EXERCISE INPUT:
● ● ● ● ● ● ●
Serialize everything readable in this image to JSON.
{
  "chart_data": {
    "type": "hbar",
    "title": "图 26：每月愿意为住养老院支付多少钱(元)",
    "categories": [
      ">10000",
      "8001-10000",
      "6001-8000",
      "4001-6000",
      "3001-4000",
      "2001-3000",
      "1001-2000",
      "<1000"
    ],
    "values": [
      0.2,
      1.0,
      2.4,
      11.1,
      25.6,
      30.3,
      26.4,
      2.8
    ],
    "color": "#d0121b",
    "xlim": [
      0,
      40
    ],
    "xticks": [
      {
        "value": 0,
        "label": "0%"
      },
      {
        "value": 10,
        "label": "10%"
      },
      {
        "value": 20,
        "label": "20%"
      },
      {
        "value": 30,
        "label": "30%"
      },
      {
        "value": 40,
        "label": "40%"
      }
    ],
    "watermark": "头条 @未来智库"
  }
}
● ● ● ● ● ● ●
STATED EXERCISE: Copy the records above exactly as they appear.

WRITTEN REPLY:
Serialize everything readable in this image to JSON.
{
  "chart_data": {
    "type": "hbar",
    "title": "图 26：每月愿意为住养老院支付多少钱(元)",
    "categories": [
      ">10000",
      "8001-10000",
      "6001-8000",
      "4001-6000",
      "3001-4000",
      "2001-3000",
      "1001-2000",
      "<1000"
    ],
    "values": [
      0.2,
      1.0,
      2.4,
      11.1,
      25.6,
      30.3,
      26.4,
      2.8
    ],
    "color": "#d0121b",
    "xlim": [
      0,
      40
    ],
    "xticks": [
      {
        "value": 0,
        "label": "0%"
      },
      {
        "value": 10,
        "label": "10%"
      },
      {
        "value": 20,
        "label": "20%"
      },
      {
        "value": 30,
        "label": "30%"
      },
      {
        "value": 40,
        "label": "40%"
      }
    ],
    "watermark": "头条 @未来智库"
  }
}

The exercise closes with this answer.